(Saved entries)

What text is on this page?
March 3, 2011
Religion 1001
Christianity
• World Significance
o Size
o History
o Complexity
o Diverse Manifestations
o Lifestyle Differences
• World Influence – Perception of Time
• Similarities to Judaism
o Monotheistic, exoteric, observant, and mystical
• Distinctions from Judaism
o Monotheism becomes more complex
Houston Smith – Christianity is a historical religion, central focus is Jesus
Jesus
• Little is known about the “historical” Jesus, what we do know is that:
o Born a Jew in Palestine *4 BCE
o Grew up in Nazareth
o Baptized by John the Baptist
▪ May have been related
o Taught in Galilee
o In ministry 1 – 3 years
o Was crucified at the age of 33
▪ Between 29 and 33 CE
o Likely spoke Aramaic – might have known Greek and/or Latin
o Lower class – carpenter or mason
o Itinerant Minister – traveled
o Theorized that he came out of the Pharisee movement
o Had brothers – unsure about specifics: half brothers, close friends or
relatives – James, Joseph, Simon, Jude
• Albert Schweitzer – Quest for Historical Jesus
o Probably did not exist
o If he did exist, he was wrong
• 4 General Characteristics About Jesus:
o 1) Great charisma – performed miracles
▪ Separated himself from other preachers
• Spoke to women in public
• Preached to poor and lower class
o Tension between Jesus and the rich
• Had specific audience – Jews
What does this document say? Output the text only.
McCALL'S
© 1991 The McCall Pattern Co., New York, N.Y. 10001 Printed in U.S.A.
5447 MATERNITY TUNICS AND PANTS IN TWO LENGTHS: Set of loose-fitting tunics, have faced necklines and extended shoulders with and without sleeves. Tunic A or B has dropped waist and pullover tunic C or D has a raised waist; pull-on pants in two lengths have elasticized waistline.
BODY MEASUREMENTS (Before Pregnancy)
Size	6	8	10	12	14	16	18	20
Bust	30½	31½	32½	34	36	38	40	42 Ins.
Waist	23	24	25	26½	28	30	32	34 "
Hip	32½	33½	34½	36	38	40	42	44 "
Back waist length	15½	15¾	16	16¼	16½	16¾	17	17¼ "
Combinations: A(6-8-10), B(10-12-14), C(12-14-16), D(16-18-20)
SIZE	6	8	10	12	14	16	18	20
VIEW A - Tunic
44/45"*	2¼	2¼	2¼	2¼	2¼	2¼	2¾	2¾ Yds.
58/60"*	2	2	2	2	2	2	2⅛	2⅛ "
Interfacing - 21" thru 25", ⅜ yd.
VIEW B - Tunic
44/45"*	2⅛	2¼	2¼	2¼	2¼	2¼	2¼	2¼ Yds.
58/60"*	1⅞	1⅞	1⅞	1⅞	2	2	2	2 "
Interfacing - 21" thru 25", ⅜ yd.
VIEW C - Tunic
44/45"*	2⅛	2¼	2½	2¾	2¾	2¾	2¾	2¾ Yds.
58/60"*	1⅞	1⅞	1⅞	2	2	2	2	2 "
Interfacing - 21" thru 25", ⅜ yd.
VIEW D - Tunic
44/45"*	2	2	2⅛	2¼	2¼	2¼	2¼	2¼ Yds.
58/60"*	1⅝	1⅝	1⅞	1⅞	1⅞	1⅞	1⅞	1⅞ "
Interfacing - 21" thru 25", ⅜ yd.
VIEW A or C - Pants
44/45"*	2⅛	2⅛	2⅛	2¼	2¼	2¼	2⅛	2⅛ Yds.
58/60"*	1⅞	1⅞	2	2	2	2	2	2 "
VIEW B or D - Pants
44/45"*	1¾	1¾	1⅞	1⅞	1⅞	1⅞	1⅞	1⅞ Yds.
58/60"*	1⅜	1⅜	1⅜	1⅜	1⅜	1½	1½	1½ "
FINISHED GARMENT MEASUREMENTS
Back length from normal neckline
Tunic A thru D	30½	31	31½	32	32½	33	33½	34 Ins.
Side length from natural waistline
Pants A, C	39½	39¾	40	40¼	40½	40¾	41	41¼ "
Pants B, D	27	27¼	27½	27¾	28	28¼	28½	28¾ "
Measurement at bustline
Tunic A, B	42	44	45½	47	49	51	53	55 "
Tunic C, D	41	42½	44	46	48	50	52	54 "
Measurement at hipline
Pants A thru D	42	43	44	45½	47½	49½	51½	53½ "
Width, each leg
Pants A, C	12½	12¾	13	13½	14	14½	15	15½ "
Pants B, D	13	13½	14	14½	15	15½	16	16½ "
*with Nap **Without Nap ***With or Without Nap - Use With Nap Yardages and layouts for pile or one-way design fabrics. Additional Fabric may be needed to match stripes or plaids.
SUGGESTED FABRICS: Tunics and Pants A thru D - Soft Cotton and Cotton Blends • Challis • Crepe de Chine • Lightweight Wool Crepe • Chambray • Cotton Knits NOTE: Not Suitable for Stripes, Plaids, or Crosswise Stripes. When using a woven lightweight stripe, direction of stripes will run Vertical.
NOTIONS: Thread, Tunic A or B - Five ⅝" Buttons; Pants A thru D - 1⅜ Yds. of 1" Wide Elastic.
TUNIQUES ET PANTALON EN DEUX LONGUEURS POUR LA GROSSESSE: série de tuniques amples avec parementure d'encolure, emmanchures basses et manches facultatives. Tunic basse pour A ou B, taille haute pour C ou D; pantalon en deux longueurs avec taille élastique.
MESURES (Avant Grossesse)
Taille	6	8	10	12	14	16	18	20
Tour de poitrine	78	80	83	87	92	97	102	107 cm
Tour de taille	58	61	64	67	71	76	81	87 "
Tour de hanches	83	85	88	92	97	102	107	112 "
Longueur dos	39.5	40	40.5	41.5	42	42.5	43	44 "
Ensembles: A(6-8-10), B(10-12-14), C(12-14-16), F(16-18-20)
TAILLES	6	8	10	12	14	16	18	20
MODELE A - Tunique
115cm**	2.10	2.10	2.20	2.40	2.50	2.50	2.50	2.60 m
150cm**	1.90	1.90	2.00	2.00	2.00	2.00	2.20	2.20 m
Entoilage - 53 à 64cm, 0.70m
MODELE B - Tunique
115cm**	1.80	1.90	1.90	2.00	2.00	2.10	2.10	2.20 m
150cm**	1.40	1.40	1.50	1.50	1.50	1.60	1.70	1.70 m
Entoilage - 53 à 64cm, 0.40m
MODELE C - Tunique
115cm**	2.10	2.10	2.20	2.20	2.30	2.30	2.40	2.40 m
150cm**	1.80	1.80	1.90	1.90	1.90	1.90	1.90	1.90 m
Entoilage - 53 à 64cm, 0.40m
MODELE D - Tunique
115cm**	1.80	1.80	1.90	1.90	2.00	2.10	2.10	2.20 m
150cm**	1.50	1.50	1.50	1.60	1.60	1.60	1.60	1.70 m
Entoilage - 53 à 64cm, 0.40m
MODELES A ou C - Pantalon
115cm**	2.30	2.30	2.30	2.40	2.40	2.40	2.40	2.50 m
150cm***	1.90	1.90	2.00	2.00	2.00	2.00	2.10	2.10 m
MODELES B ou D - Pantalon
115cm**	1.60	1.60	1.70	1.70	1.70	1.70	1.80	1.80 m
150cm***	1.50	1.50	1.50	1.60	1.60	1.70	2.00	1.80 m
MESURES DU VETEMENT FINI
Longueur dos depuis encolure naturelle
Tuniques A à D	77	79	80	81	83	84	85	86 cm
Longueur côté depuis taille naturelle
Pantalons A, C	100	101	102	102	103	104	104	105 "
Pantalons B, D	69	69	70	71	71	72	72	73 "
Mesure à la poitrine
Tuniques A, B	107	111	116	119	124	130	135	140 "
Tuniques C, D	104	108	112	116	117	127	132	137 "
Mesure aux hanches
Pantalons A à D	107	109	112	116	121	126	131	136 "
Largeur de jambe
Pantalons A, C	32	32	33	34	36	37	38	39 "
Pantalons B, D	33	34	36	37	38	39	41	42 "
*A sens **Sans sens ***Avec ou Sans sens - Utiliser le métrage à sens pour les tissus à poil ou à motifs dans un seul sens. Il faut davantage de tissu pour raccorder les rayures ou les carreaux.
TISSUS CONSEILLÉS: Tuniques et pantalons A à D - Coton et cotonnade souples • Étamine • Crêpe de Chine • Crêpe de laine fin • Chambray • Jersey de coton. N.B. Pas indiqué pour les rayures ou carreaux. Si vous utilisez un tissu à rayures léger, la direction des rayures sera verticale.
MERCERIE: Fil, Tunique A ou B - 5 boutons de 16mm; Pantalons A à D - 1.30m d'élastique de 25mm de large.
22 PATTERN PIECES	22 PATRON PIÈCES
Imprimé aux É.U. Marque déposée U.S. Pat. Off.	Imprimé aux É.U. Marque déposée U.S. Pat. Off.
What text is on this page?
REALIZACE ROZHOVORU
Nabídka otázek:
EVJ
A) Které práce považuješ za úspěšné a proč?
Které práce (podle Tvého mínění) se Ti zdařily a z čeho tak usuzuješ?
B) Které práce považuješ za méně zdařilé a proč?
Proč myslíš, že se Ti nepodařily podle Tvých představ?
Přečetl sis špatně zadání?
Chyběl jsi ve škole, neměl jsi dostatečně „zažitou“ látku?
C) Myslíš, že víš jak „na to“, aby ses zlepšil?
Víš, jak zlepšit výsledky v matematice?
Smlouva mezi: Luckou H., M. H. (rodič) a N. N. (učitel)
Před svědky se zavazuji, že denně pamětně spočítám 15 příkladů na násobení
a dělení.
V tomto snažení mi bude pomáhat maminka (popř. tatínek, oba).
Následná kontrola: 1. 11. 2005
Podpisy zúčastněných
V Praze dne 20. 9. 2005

Task directions: Looking at the listing above, count the lines that contain "Jesus" and give nothing but the number.

Solution for this problem: 6